* _GOAL_: Tally every line featuring "symbol", then give that tally alone.

──────── ITEMS ────────

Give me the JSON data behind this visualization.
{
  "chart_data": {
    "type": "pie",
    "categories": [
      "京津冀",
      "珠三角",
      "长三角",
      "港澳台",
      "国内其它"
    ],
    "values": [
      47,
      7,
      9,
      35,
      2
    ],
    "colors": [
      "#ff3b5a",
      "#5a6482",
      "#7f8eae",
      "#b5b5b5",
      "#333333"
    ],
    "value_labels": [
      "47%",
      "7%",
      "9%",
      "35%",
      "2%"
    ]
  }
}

────────
──────── ITEMS ────────

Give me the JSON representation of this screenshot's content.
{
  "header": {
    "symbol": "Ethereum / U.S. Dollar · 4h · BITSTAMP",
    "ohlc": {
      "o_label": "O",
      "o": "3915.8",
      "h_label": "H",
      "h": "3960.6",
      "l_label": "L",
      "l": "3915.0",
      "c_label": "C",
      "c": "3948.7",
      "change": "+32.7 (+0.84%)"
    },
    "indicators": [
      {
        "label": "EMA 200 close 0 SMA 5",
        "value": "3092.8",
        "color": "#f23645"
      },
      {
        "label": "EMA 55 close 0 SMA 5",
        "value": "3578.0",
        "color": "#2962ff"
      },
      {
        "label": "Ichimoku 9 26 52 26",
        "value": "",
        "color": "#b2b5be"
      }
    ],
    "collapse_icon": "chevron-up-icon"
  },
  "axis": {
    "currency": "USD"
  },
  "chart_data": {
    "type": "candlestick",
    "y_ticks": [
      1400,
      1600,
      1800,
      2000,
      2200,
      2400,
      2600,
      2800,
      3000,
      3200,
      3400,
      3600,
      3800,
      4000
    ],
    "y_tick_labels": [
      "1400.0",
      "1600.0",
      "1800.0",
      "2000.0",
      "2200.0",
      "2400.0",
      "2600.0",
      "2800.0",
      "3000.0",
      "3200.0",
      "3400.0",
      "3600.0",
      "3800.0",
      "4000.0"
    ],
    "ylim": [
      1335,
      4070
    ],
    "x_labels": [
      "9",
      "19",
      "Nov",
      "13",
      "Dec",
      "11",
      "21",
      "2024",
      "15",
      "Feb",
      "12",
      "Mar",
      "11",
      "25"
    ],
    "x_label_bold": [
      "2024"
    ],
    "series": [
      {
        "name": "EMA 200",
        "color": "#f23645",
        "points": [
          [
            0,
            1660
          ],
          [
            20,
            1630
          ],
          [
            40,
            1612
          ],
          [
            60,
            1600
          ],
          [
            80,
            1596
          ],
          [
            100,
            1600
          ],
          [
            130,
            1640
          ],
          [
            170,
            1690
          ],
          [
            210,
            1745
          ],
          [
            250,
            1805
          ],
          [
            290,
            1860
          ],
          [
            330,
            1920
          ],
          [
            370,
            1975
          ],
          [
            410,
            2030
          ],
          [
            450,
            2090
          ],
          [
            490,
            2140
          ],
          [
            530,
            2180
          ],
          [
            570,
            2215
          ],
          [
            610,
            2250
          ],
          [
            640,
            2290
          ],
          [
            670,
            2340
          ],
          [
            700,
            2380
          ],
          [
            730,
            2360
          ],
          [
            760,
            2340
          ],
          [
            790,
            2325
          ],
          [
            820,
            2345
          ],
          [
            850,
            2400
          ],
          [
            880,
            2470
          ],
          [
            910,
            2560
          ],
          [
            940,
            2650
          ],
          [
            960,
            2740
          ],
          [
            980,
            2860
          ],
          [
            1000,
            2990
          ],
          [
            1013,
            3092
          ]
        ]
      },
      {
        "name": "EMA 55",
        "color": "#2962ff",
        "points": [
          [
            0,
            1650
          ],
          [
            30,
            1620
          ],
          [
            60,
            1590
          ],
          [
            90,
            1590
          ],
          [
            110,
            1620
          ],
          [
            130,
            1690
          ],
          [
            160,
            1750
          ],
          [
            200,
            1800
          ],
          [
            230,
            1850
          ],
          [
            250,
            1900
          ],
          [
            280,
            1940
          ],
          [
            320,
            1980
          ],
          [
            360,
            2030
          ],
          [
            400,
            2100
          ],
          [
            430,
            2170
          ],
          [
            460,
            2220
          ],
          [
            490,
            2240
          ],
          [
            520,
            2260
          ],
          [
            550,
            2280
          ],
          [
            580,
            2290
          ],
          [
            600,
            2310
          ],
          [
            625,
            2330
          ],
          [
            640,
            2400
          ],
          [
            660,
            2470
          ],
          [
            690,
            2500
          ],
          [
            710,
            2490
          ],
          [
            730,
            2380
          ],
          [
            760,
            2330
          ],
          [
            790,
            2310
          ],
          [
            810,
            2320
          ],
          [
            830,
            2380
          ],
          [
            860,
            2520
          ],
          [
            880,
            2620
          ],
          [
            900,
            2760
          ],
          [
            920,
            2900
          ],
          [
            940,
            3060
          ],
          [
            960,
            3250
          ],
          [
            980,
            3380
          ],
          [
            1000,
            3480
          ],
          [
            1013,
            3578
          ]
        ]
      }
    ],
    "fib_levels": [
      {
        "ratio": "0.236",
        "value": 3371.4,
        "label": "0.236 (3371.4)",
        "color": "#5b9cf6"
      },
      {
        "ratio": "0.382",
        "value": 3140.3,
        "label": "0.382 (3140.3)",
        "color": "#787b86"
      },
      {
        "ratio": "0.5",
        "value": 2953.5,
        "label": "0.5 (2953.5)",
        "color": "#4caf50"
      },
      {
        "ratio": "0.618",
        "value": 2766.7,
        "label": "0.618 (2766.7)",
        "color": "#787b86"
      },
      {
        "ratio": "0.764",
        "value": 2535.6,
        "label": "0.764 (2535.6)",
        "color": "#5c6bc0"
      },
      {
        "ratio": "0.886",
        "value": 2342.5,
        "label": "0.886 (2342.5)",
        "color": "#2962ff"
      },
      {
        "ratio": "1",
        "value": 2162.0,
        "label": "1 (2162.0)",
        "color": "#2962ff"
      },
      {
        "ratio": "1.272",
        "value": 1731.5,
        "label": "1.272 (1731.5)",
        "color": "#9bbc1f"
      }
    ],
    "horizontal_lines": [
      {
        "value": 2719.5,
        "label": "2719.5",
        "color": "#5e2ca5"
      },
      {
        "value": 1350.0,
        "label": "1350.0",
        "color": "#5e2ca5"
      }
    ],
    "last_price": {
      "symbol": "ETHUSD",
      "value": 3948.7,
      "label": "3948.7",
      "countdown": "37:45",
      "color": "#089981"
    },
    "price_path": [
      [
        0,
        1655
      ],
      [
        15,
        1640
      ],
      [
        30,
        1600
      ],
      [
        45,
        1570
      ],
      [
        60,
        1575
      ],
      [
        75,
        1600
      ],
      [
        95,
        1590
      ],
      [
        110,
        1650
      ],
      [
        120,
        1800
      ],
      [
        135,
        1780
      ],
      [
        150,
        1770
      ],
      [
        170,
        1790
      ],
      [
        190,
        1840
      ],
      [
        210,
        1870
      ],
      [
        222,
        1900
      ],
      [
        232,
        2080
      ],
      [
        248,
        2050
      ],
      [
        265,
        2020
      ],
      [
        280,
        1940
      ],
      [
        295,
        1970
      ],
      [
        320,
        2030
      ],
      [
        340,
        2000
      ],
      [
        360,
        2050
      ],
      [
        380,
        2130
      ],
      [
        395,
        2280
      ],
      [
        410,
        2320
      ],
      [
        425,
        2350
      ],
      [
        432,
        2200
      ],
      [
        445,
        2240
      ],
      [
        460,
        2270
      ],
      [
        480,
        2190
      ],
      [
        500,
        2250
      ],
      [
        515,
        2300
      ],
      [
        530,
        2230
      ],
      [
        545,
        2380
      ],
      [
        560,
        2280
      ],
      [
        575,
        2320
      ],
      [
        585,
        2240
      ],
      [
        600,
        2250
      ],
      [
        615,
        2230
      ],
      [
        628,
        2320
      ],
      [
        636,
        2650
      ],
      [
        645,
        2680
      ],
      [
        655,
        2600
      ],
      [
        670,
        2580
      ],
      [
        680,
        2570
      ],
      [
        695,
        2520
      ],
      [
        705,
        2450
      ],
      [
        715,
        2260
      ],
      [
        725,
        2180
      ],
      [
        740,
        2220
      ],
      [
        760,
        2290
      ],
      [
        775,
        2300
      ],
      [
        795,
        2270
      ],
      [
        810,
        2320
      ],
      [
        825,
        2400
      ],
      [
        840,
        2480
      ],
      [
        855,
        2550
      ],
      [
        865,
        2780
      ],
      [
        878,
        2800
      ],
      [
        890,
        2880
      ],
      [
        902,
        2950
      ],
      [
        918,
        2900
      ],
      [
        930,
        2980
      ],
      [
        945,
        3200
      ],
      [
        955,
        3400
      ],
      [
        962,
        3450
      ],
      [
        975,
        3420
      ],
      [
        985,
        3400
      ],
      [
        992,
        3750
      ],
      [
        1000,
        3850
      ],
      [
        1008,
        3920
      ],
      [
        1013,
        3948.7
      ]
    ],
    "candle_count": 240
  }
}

────────
──────── ITEMS ────────

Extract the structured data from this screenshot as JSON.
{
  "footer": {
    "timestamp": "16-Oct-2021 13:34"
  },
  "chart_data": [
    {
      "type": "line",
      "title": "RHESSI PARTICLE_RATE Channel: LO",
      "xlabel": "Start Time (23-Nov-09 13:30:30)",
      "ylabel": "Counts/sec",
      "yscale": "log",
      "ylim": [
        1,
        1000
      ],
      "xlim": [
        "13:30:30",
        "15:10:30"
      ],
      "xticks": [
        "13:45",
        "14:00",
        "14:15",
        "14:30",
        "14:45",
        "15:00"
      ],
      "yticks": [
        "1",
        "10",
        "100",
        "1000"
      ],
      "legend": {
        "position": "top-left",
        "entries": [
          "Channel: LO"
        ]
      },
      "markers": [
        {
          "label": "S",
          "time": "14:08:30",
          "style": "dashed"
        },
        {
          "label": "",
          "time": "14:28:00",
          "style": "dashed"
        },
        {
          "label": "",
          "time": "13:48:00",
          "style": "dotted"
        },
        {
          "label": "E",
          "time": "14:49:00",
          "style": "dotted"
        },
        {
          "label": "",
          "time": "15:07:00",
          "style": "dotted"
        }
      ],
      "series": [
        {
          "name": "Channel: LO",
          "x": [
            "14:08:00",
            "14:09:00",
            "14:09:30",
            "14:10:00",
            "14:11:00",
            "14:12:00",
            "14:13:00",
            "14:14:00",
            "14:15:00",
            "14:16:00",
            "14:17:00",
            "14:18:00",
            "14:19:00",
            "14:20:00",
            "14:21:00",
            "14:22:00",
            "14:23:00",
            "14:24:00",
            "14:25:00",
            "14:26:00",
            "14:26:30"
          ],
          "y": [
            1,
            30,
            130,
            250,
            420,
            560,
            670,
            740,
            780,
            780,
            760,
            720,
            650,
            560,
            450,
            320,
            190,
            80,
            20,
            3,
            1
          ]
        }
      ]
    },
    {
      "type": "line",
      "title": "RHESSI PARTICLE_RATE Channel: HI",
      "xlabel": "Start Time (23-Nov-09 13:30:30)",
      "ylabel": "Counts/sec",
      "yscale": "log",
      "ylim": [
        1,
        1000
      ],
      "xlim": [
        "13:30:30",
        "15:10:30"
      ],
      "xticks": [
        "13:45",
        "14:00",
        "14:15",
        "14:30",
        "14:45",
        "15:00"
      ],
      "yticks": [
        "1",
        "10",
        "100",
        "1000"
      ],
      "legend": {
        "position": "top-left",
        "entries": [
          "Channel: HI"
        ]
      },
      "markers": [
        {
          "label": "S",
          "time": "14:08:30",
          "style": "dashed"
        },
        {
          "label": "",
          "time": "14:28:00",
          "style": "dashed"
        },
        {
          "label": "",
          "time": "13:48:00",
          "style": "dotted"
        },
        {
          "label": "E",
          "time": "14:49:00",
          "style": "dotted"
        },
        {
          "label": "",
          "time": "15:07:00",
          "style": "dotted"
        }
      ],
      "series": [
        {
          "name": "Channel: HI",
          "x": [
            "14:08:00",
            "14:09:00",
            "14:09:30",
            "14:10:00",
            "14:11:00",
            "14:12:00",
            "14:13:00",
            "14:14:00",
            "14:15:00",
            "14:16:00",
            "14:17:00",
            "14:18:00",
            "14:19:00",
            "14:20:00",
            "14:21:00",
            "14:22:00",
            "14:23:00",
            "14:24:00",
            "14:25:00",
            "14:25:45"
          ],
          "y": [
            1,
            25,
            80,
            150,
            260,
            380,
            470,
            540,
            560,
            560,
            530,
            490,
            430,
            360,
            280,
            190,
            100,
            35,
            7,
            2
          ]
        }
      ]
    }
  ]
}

────────

* _TASK RESPONSE_: 2